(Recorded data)
^^^^^^^^^^^^^^^^

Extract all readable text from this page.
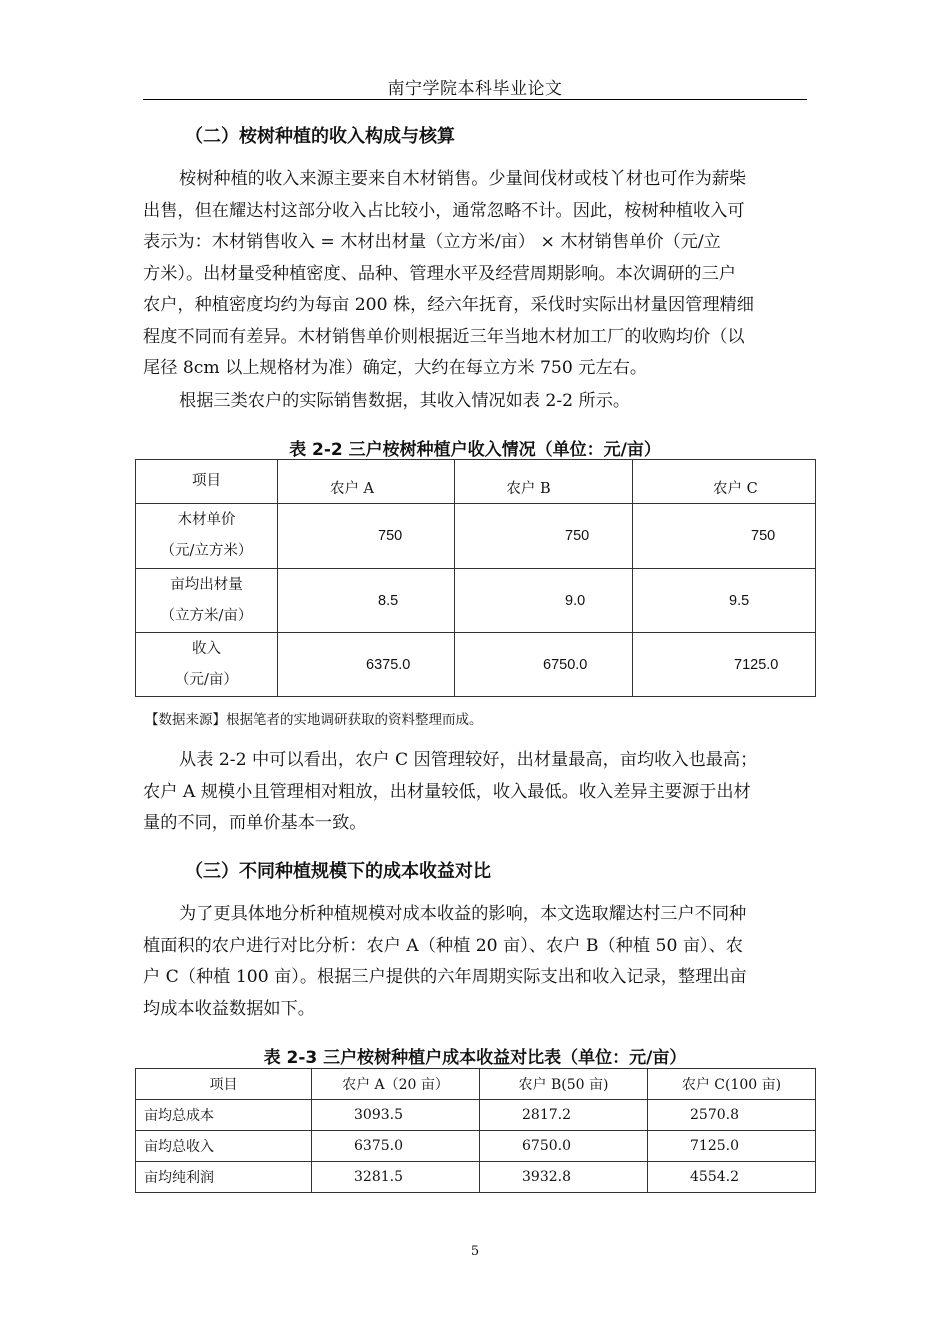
南宁学院本科毕业论文
（二）桉树种植的收入构成与核算
桉树种植的收入来源主要来自木材销售。少量间伐材或枝丫材也可作为薪柴
出售，但在耀达村这部分收入占比较小，通常忽略不计。因此，桉树种植收入可
表示为：木材销售收入 = 木材出材量（立方米/亩） × 木材销售单价（元/立
方米）。出材量受种植密度、品种、管理水平及经营周期影响。本次调研的三户
农户，种植密度均约为每亩 200 株，经六年抚育，采伐时实际出材量因管理精细
程度不同而有差异。木材销售单价则根据近三年当地木材加工厂的收购均价（以
尾径 8cm 以上规格材为准）确定，大约在每立方米 750 元左右。
根据三类农户的实际销售数据，其收入情况如表 2-2 所示。
表 2-2 三户桉树种植户收入情况（单位：元/亩）
项目	农户 A	农户 B	农户 C

木材单价
（元/立方米）	750	750	750

亩均出材量
（立方米/亩）	8.5	9.0	9.5

收入
（元/亩）	6375.0	6750.0	7125.0
【数据来源】根据笔者的实地调研获取的资料整理而成。
从表 2-2 中可以看出，农户 C 因管理较好，出材量最高，亩均收入也最高；
农户 A 规模小且管理相对粗放，出材量较低，收入最低。收入差异主要源于出材
量的不同，而单价基本一致。
（三）不同种植规模下的成本收益对比
为了更具体地分析种植规模对成本收益的影响，本文选取耀达村三户不同种
植面积的农户进行对比分析：农户 A（种植 20 亩）、农户 B（种植 50 亩）、农
户 C（种植 100 亩）。根据三户提供的六年周期实际支出和收入记录，整理出亩
均成本收益数据如下。
表 2-3 三户桉树种植户成本收益对比表（单位：元/亩）
项目	农户 A（20 亩）	农户 B(50 亩)	农户 C(100 亩)
亩均总成本	3093.5	2817.2	2570.8
亩均总收入	6375.0	6750.0	7125.0
亩均纯利润	3281.5	3932.8	4554.2
5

^^^^^^^^^^^^^^^^

Repeat the records above verbatim, with no pictures in the result.

*Output for this exercise*
Extract all readable text from this page.
南宁学院本科毕业论文
（二）桉树种植的收入构成与核算
桉树种植的收入来源主要来自木材销售。少量间伐材或枝丫材也可作为薪柴
出售，但在耀达村这部分收入占比较小，通常忽略不计。因此，桉树种植收入可
表示为：木材销售收入 = 木材出材量（立方米/亩） × 木材销售单价（元/立
方米）。出材量受种植密度、品种、管理水平及经营周期影响。本次调研的三户
农户，种植密度均约为每亩 200 株，经六年抚育，采伐时实际出材量因管理精细
程度不同而有差异。木材销售单价则根据近三年当地木材加工厂的收购均价（以
尾径 8cm 以上规格材为准）确定，大约在每立方米 750 元左右。
根据三类农户的实际销售数据，其收入情况如表 2-2 所示。
表 2-2 三户桉树种植户收入情况（单位：元/亩）
项目	农户 A	农户 B	农户 C

木材单价
（元/立方米）	750	750	750

亩均出材量
（立方米/亩）	8.5	9.0	9.5

收入
（元/亩）	6375.0	6750.0	7125.0
【数据来源】根据笔者的实地调研获取的资料整理而成。
从表 2-2 中可以看出，农户 C 因管理较好，出材量最高，亩均收入也最高；
农户 A 规模小且管理相对粗放，出材量较低，收入最低。收入差异主要源于出材
量的不同，而单价基本一致。
（三）不同种植规模下的成本收益对比
为了更具体地分析种植规模对成本收益的影响，本文选取耀达村三户不同种
植面积的农户进行对比分析：农户 A（种植 20 亩）、农户 B（种植 50 亩）、农
户 C（种植 100 亩）。根据三户提供的六年周期实际支出和收入记录，整理出亩
均成本收益数据如下。
表 2-3 三户桉树种植户成本收益对比表（单位：元/亩）
项目	农户 A（20 亩）	农户 B(50 亩)	农户 C(100 亩)
亩均总成本	3093.5	2817.2	2570.8
亩均总收入	6375.0	6750.0	7125.0
亩均纯利润	3281.5	3932.8	4554.2
5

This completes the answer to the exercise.